### Your task
Only the number is wanted: count the lines that include the word "Coursemos".

## Begin Record set

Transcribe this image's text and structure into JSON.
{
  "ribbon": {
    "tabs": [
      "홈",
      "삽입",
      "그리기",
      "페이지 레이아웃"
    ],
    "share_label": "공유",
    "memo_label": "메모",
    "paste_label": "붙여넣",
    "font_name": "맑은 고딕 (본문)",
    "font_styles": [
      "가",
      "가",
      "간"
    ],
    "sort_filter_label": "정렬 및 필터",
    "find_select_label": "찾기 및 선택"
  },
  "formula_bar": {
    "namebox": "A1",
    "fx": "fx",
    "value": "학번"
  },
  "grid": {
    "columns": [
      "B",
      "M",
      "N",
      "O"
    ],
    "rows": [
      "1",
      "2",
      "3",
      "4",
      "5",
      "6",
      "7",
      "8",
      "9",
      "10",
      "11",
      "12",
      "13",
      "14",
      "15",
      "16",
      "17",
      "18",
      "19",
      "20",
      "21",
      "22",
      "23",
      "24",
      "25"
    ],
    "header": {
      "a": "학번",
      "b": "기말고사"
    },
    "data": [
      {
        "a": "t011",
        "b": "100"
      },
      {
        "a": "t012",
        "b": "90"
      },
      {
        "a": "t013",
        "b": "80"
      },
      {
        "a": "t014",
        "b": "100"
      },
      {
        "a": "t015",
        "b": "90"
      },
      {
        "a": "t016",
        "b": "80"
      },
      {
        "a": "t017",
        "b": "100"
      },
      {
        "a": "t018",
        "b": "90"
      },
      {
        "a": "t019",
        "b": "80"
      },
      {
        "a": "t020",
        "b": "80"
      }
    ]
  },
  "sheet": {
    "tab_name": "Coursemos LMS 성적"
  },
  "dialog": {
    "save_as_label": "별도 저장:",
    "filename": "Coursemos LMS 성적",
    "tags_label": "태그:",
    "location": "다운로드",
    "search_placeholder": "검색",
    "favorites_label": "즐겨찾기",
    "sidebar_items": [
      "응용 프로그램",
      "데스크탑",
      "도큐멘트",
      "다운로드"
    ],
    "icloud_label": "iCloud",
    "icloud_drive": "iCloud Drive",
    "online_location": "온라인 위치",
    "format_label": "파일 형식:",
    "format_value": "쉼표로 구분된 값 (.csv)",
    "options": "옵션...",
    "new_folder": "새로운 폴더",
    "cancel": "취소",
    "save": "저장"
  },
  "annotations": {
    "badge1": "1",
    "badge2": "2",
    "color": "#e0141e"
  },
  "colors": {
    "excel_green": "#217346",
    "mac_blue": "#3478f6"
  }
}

## End Record set

### Expected output
2